Stored items:

-.-.-

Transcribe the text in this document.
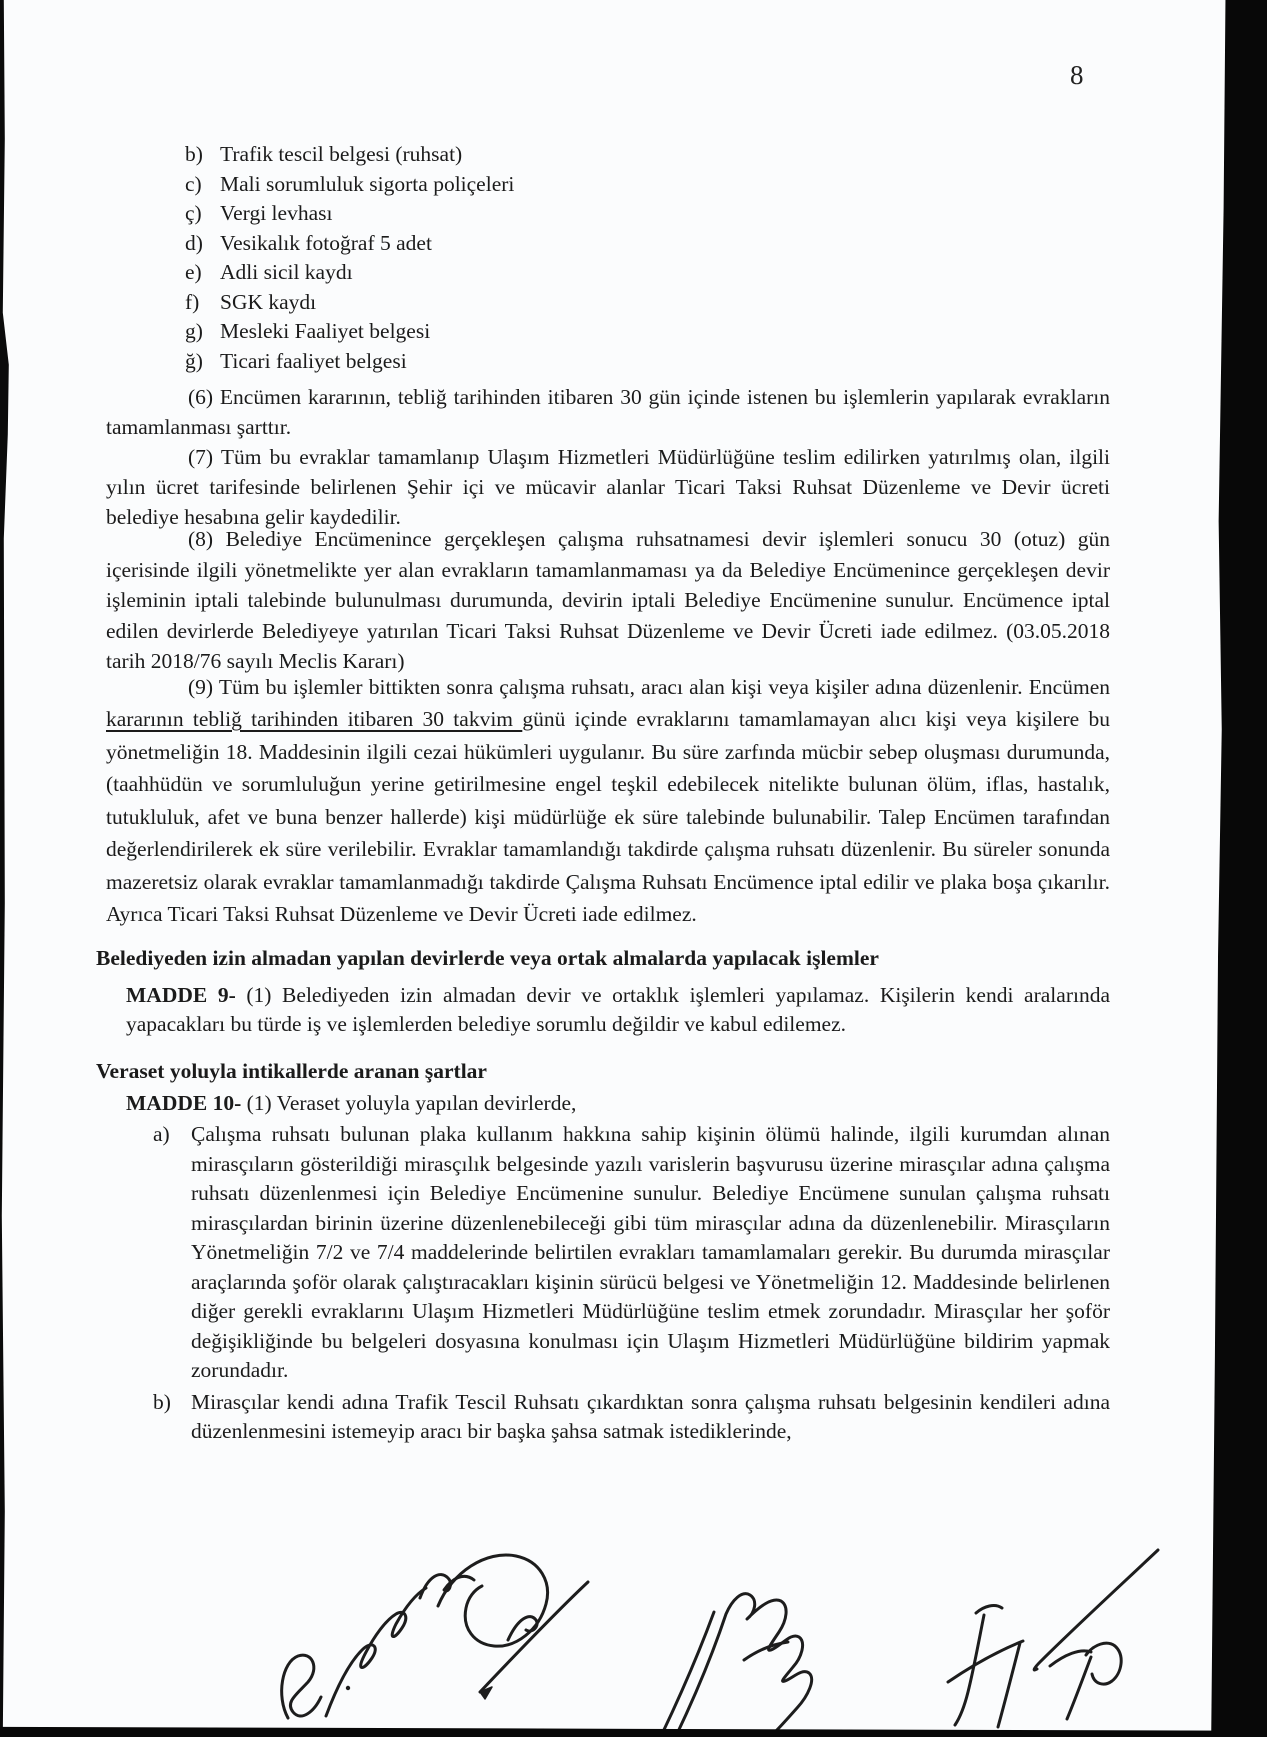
8
b) Trafik tescil belgesi (ruhsat)
c) Mali sorumluluk sigorta poliçeleri
ç) Vergi levhası
d) Vesikalık fotoğraf 5 adet
e) Adli sicil kaydı
f) SGK kaydı
g) Mesleki Faaliyet belgesi
ğ) Ticari faaliyet belgesi

(6) Encümen kararının, tebliğ tarihinden itibaren 30 gün içinde istenen bu işlemlerin yapılarak evrakların tamamlanması şarttır.

(7) Tüm bu evraklar tamamlanıp Ulaşım Hizmetleri Müdürlüğüne teslim edilirken yatırılmış olan, ilgili yılın ücret tarifesinde belirlenen Şehir içi ve mücavir alanlar Ticari Taksi Ruhsat Düzenleme ve Devir ücreti belediye hesabına gelir kaydedilir.

(8) Belediye Encümenince gerçekleşen çalışma ruhsatnamesi devir işlemleri sonucu 30 (otuz) gün içerisinde ilgili yönetmelikte yer alan evrakların tamamlanmaması ya da Belediye Encümenince gerçekleşen devir işleminin iptali talebinde bulunulması durumunda, devirin iptali Belediye Encümenine sunulur. Encümence iptal edilen devirlerde Belediyeye yatırılan Ticari Taksi Ruhsat Düzenleme ve Devir Ücreti iade edilmez. (03.05.2018 tarih 2018/76 sayılı Meclis Kararı)

(9) Tüm bu işlemler bittikten sonra çalışma ruhsatı, aracı alan kişi veya kişiler adına düzenlenir. Encümen kararının tebliğ tarihinden itibaren 30 takvim günü içinde evraklarını tamamlamayan alıcı kişi veya kişilere bu yönetmeliğin 18. Maddesinin ilgili cezai hükümleri uygulanır. Bu süre zarfında mücbir sebep oluşması durumunda, (taahhüdün ve sorumluluğun yerine getirilmesine engel teşkil edebilecek nitelikte bulunan ölüm, iflas, hastalık, tutukluluk, afet ve buna benzer hallerde) kişi müdürlüğe ek süre talebinde bulunabilir. Talep Encümen tarafından değerlendirilerek ek süre verilebilir. Evraklar tamamlandığı takdirde çalışma ruhsatı düzenlenir. Bu süreler sonunda mazeretsiz olarak evraklar tamamlanmadığı takdirde Çalışma Ruhsatı Encümence iptal edilir ve plaka boşa çıkarılır. Ayrıca Ticari Taksi Ruhsat Düzenleme ve Devir Ücreti iade edilmez.

Belediyeden izin almadan yapılan devirlerde veya ortak almalarda yapılacak işlemler

MADDE 9- (1) Belediyeden izin almadan devir ve ortaklık işlemleri yapılamaz. Kişilerin kendi aralarında yapacakları bu türde iş ve işlemlerden belediye sorumlu değildir ve kabul edilemez.

Veraset yoluyla intikallerde aranan şartlar

MADDE 10- (1) Veraset yoluyla yapılan devirlerde,

a) Çalışma ruhsatı bulunan plaka kullanım hakkına sahip kişinin ölümü halinde, ilgili kurumdan alınan mirasçıların gösterildiği mirasçılık belgesinde yazılı varislerin başvurusu üzerine mirasçılar adına çalışma ruhsatı düzenlenmesi için Belediye Encümenine sunulur. Belediye Encümene sunulan çalışma ruhsatı mirasçılardan birinin üzerine düzenlenebileceği gibi tüm mirasçılar adına da düzenlenebilir. Mirasçıların Yönetmeliğin 7/2 ve 7/4 maddelerinde belirtilen evrakları tamamlamaları gerekir. Bu durumda mirasçılar araçlarında şoför olarak çalıştıracakları kişinin sürücü belgesi ve Yönetmeliğin 12. Maddesinde belirlenen diğer gerekli evraklarını Ulaşım Hizmetleri Müdürlüğüne teslim etmek zorundadır. Mirasçılar her şoför değişikliğinde bu belgeleri dosyasına konulması için Ulaşım Hizmetleri Müdürlüğüne bildirim yapmak zorundadır.
b) Mirasçılar kendi adına Trafik Tescil Ruhsatı çıkardıktan sonra çalışma ruhsatı belgesinin kendileri adına düzenlenmesini istemeyip aracı bir başka şahsa satmak istediklerinde,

-.-.-

_What needs to be done_
Lines of the material that contain the word "Trafik" are to be gathered.

_Answer to this task_
b) Trafik tescil belgesi (ruhsat)
b) Mirasçılar kendi adına Trafik Tescil Ruhsatı çıkardıktan sonra çalışma ruhsatı belgesinin kendileri adına düzenlenmesini istemeyip aracı bir başka şahsa satmak istediklerinde,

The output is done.